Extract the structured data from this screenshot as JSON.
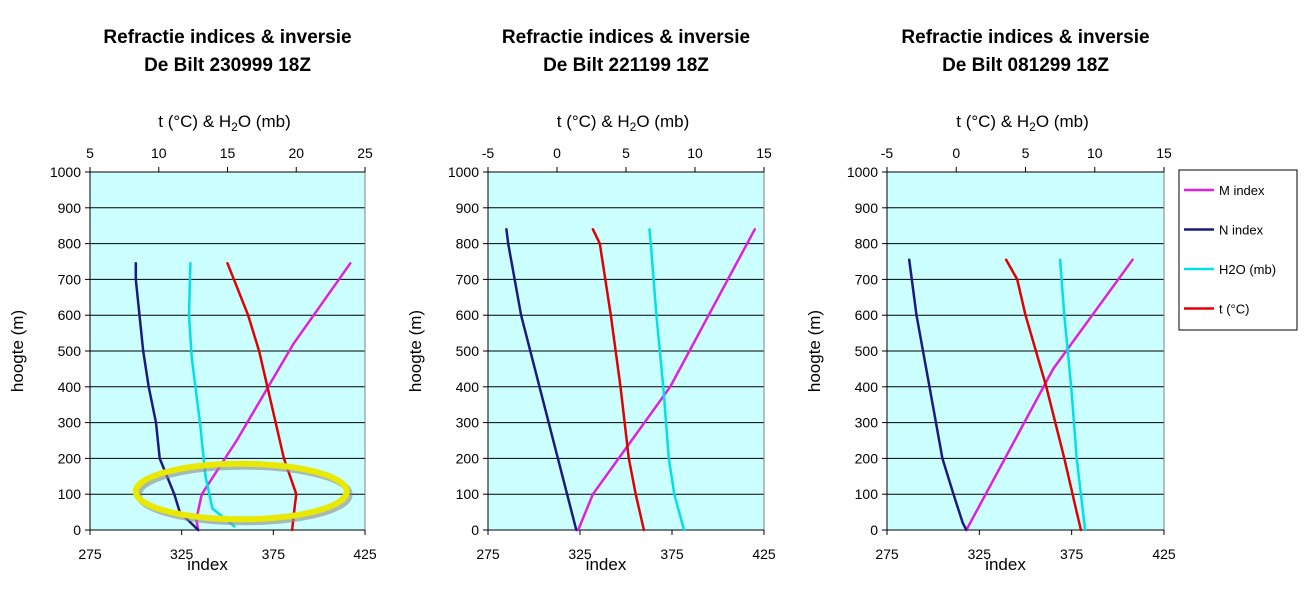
{
  "chart_data": [
    {
      "type": "line",
      "title": "Refractie indices & inversie",
      "subtitle": "De Bilt 230999 18Z",
      "xlabel": "index",
      "x2label": "t (°C) & H2O (mb)",
      "ylabel": "hoogte (m)",
      "xlim": [
        275,
        425
      ],
      "x2lim": [
        5,
        25
      ],
      "ylim": [
        0,
        1000
      ],
      "x_ticks": [
        "275",
        "325",
        "375",
        "425"
      ],
      "x2_ticks": [
        "5",
        "10",
        "15",
        "20",
        "25"
      ],
      "y_ticks": [
        "0",
        "100",
        "200",
        "300",
        "400",
        "500",
        "600",
        "700",
        "800",
        "900",
        "1000"
      ],
      "grid": true,
      "highlight": {
        "shape": "ellipse",
        "color": "#e8e800",
        "x_range": [
          300,
          415
        ],
        "y_range": [
          30,
          185
        ]
      },
      "series": [
        {
          "name": "M index",
          "axis": "bottom",
          "color": "#e020e0",
          "points": [
            [
              334,
              0
            ],
            [
              333,
              30
            ],
            [
              336,
              100
            ],
            [
              355,
              250
            ],
            [
              386,
              520
            ],
            [
              417,
              745
            ]
          ]
        },
        {
          "name": "N index",
          "axis": "bottom",
          "color": "#1a1a80",
          "points": [
            [
              334,
              0
            ],
            [
              324,
              50
            ],
            [
              321,
              100
            ],
            [
              313,
              200
            ],
            [
              311,
              300
            ],
            [
              307,
              400
            ],
            [
              304,
              500
            ],
            [
              302,
              600
            ],
            [
              300,
              700
            ],
            [
              300,
              745
            ]
          ]
        },
        {
          "name": "H2O (mb)",
          "axis": "top",
          "color": "#00e0e8",
          "points": [
            [
              15.5,
              10
            ],
            [
              13.9,
              60
            ],
            [
              13.4,
              150
            ],
            [
              13.0,
              300
            ],
            [
              12.4,
              480
            ],
            [
              12.2,
              600
            ],
            [
              12.3,
              745
            ]
          ]
        },
        {
          "name": "t (°C)",
          "axis": "top",
          "color": "#e00000",
          "points": [
            [
              15.0,
              745
            ],
            [
              16.5,
              600
            ],
            [
              17.3,
              500
            ],
            [
              17.9,
              400
            ],
            [
              19.1,
              200
            ],
            [
              20.0,
              100
            ],
            [
              19.9,
              70
            ],
            [
              19.7,
              0
            ]
          ]
        }
      ]
    },
    {
      "type": "line",
      "title": "Refractie indices & inversie",
      "subtitle": "De Bilt 221199 18Z",
      "xlabel": "index",
      "x2label": "t (°C) & H2O (mb)",
      "ylabel": "hoogte (m)",
      "xlim": [
        275,
        425
      ],
      "x2lim": [
        -5,
        15
      ],
      "ylim": [
        0,
        1000
      ],
      "x_ticks": [
        "275",
        "325",
        "375",
        "425"
      ],
      "x2_ticks": [
        "-5",
        "0",
        "5",
        "10",
        "15"
      ],
      "y_ticks": [
        "0",
        "100",
        "200",
        "300",
        "400",
        "500",
        "600",
        "700",
        "800",
        "900",
        "1000"
      ],
      "grid": true,
      "series": [
        {
          "name": "M index",
          "axis": "bottom",
          "color": "#e020e0",
          "points": [
            [
              324,
              0
            ],
            [
              332,
              100
            ],
            [
              374,
              400
            ],
            [
              420,
              840
            ]
          ]
        },
        {
          "name": "N index",
          "axis": "bottom",
          "color": "#1a1a80",
          "points": [
            [
              323,
              0
            ],
            [
              318,
              100
            ],
            [
              313,
              200
            ],
            [
              303,
              400
            ],
            [
              293,
              600
            ],
            [
              286,
              800
            ],
            [
              285,
              840
            ]
          ]
        },
        {
          "name": "H2O (mb)",
          "axis": "top",
          "color": "#00e0e8",
          "points": [
            [
              9.2,
              0
            ],
            [
              8.5,
              100
            ],
            [
              8.1,
              200
            ],
            [
              7.7,
              400
            ],
            [
              7.2,
              600
            ],
            [
              6.8,
              800
            ],
            [
              6.7,
              840
            ]
          ]
        },
        {
          "name": "t (°C)",
          "axis": "top",
          "color": "#e00000",
          "points": [
            [
              6.3,
              0
            ],
            [
              5.7,
              100
            ],
            [
              5.2,
              200
            ],
            [
              4.6,
              400
            ],
            [
              3.9,
              600
            ],
            [
              3.1,
              800
            ],
            [
              2.6,
              840
            ]
          ]
        }
      ]
    },
    {
      "type": "line",
      "title": "Refractie indices & inversie",
      "subtitle": "De Bilt 081299 18Z",
      "xlabel": "index",
      "x2label": "t (°C) & H2O (mb)",
      "ylabel": "hoogte (m)",
      "xlim": [
        275,
        425
      ],
      "x2lim": [
        -5,
        15
      ],
      "ylim": [
        0,
        1000
      ],
      "x_ticks": [
        "275",
        "325",
        "375",
        "425"
      ],
      "x2_ticks": [
        "-5",
        "0",
        "5",
        "10",
        "15"
      ],
      "y_ticks": [
        "0",
        "100",
        "200",
        "300",
        "400",
        "500",
        "600",
        "700",
        "800",
        "900",
        "1000"
      ],
      "grid": true,
      "series": [
        {
          "name": "M index",
          "axis": "bottom",
          "color": "#e020e0",
          "points": [
            [
              318,
              0
            ],
            [
              365,
              450
            ],
            [
              408,
              755
            ]
          ]
        },
        {
          "name": "N index",
          "axis": "bottom",
          "color": "#1a1a80",
          "points": [
            [
              318,
              0
            ],
            [
              316,
              20
            ],
            [
              311,
              100
            ],
            [
              305,
              200
            ],
            [
              298,
              400
            ],
            [
              291,
              600
            ],
            [
              287,
              755
            ]
          ]
        },
        {
          "name": "H2O (mb)",
          "axis": "top",
          "color": "#00e0e8",
          "points": [
            [
              9.3,
              0
            ],
            [
              9.0,
              100
            ],
            [
              8.7,
              200
            ],
            [
              8.3,
              400
            ],
            [
              7.8,
              600
            ],
            [
              7.5,
              755
            ]
          ]
        },
        {
          "name": "t (°C)",
          "axis": "top",
          "color": "#e00000",
          "points": [
            [
              9.0,
              0
            ],
            [
              8.7,
              50
            ],
            [
              7.8,
              200
            ],
            [
              6.5,
              400
            ],
            [
              5.0,
              600
            ],
            [
              4.4,
              700
            ],
            [
              3.6,
              755
            ]
          ]
        }
      ]
    }
  ],
  "legend": {
    "placement": "right",
    "items": [
      {
        "label": "M index",
        "color": "#e020e0"
      },
      {
        "label": "N index",
        "color": "#1a1a80"
      },
      {
        "label": "H2O (mb)",
        "color": "#00e0e8"
      },
      {
        "label": "t (°C)",
        "color": "#e00000"
      }
    ]
  },
  "colors": {
    "plot_background": "#ccffff",
    "grid": "#000000"
  }
}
☆ ☆ ☆ ☆ ☆ ☆ ☆
[Exercise description]:
Strip the images and reproduce the remaining records precisely.

[Solution for this problem]:
Extract the structured data from this screenshot as JSON.
{
  "chart_data": [
    {
      "type": "line",
      "title": "Refractie indices & inversie",
      "subtitle": "De Bilt 230999 18Z",
      "xlabel": "index",
      "x2label": "t (°C) & H2O (mb)",
      "ylabel": "hoogte (m)",
      "xlim": [
        275,
        425
      ],
      "x2lim": [
        5,
        25
      ],
      "ylim": [
        0,
        1000
      ],
      "x_ticks": [
        "275",
        "325",
        "375",
        "425"
      ],
      "x2_ticks": [
        "5",
        "10",
        "15",
        "20",
        "25"
      ],
      "y_ticks": [
        "0",
        "100",
        "200",
        "300",
        "400",
        "500",
        "600",
        "700",
        "800",
        "900",
        "1000"
      ],
      "grid": true,
      "highlight": {
        "shape": "ellipse",
        "color": "#e8e800",
        "x_range": [
          300,
          415
        ],
        "y_range": [
          30,
          185
        ]
      },
      "series": [
        {
          "name": "M index",
          "axis": "bottom",
          "color": "#e020e0",
          "points": [
            [
              334,
              0
            ],
            [
              333,
              30
            ],
            [
              336,
              100
            ],
            [
              355,
              250
            ],
            [
              386,
              520
            ],
            [
              417,
              745
            ]
          ]
        },
        {
          "name": "N index",
          "axis": "bottom",
          "color": "#1a1a80",
          "points": [
            [
              334,
              0
            ],
            [
              324,
              50
            ],
            [
              321,
              100
            ],
            [
              313,
              200
            ],
            [
              311,
              300
            ],
            [
              307,
              400
            ],
            [
              304,
              500
            ],
            [
              302,
              600
            ],
            [
              300,
              700
            ],
            [
              300,
              745
            ]
          ]
        },
        {
          "name": "H2O (mb)",
          "axis": "top",
          "color": "#00e0e8",
          "points": [
            [
              15.5,
              10
            ],
            [
              13.9,
              60
            ],
            [
              13.4,
              150
            ],
            [
              13.0,
              300
            ],
            [
              12.4,
              480
            ],
            [
              12.2,
              600
            ],
            [
              12.3,
              745
            ]
          ]
        },
        {
          "name": "t (°C)",
          "axis": "top",
          "color": "#e00000",
          "points": [
            [
              15.0,
              745
            ],
            [
              16.5,
              600
            ],
            [
              17.3,
              500
            ],
            [
              17.9,
              400
            ],
            [
              19.1,
              200
            ],
            [
              20.0,
              100
            ],
            [
              19.9,
              70
            ],
            [
              19.7,
              0
            ]
          ]
        }
      ]
    },
    {
      "type": "line",
      "title": "Refractie indices & inversie",
      "subtitle": "De Bilt 221199 18Z",
      "xlabel": "index",
      "x2label": "t (°C) & H2O (mb)",
      "ylabel": "hoogte (m)",
      "xlim": [
        275,
        425
      ],
      "x2lim": [
        -5,
        15
      ],
      "ylim": [
        0,
        1000
      ],
      "x_ticks": [
        "275",
        "325",
        "375",
        "425"
      ],
      "x2_ticks": [
        "-5",
        "0",
        "5",
        "10",
        "15"
      ],
      "y_ticks": [
        "0",
        "100",
        "200",
        "300",
        "400",
        "500",
        "600",
        "700",
        "800",
        "900",
        "1000"
      ],
      "grid": true,
      "series": [
        {
          "name": "M index",
          "axis": "bottom",
          "color": "#e020e0",
          "points": [
            [
              324,
              0
            ],
            [
              332,
              100
            ],
            [
              374,
              400
            ],
            [
              420,
              840
            ]
          ]
        },
        {
          "name": "N index",
          "axis": "bottom",
          "color": "#1a1a80",
          "points": [
            [
              323,
              0
            ],
            [
              318,
              100
            ],
            [
              313,
              200
            ],
            [
              303,
              400
            ],
            [
              293,
              600
            ],
            [
              286,
              800
            ],
            [
              285,
              840
            ]
          ]
        },
        {
          "name": "H2O (mb)",
          "axis": "top",
          "color": "#00e0e8",
          "points": [
            [
              9.2,
              0
            ],
            [
              8.5,
              100
            ],
            [
              8.1,
              200
            ],
            [
              7.7,
              400
            ],
            [
              7.2,
              600
            ],
            [
              6.8,
              800
            ],
            [
              6.7,
              840
            ]
          ]
        },
        {
          "name": "t (°C)",
          "axis": "top",
          "color": "#e00000",
          "points": [
            [
              6.3,
              0
            ],
            [
              5.7,
              100
            ],
            [
              5.2,
              200
            ],
            [
              4.6,
              400
            ],
            [
              3.9,
              600
            ],
            [
              3.1,
              800
            ],
            [
              2.6,
              840
            ]
          ]
        }
      ]
    },
    {
      "type": "line",
      "title": "Refractie indices & inversie",
      "subtitle": "De Bilt 081299 18Z",
      "xlabel": "index",
      "x2label": "t (°C) & H2O (mb)",
      "ylabel": "hoogte (m)",
      "xlim": [
        275,
        425
      ],
      "x2lim": [
        -5,
        15
      ],
      "ylim": [
        0,
        1000
      ],
      "x_ticks": [
        "275",
        "325",
        "375",
        "425"
      ],
      "x2_ticks": [
        "-5",
        "0",
        "5",
        "10",
        "15"
      ],
      "y_ticks": [
        "0",
        "100",
        "200",
        "300",
        "400",
        "500",
        "600",
        "700",
        "800",
        "900",
        "1000"
      ],
      "grid": true,
      "series": [
        {
          "name": "M index",
          "axis": "bottom",
          "color": "#e020e0",
          "points": [
            [
              318,
              0
            ],
            [
              365,
              450
            ],
            [
              408,
              755
            ]
          ]
        },
        {
          "name": "N index",
          "axis": "bottom",
          "color": "#1a1a80",
          "points": [
            [
              318,
              0
            ],
            [
              316,
              20
            ],
            [
              311,
              100
            ],
            [
              305,
              200
            ],
            [
              298,
              400
            ],
            [
              291,
              600
            ],
            [
              287,
              755
            ]
          ]
        },
        {
          "name": "H2O (mb)",
          "axis": "top",
          "color": "#00e0e8",
          "points": [
            [
              9.3,
              0
            ],
            [
              9.0,
              100
            ],
            [
              8.7,
              200
            ],
            [
              8.3,
              400
            ],
            [
              7.8,
              600
            ],
            [
              7.5,
              755
            ]
          ]
        },
        {
          "name": "t (°C)",
          "axis": "top",
          "color": "#e00000",
          "points": [
            [
              9.0,
              0
            ],
            [
              8.7,
              50
            ],
            [
              7.8,
              200
            ],
            [
              6.5,
              400
            ],
            [
              5.0,
              600
            ],
            [
              4.4,
              700
            ],
            [
              3.6,
              755
            ]
          ]
        }
      ]
    }
  ],
  "legend": {
    "placement": "right",
    "items": [
      {
        "label": "M index",
        "color": "#e020e0"
      },
      {
        "label": "N index",
        "color": "#1a1a80"
      },
      {
        "label": "H2O (mb)",
        "color": "#00e0e8"
      },
      {
        "label": "t (°C)",
        "color": "#e00000"
      }
    ]
  },
  "colors": {
    "plot_background": "#ccffff",
    "grid": "#000000"
  }
}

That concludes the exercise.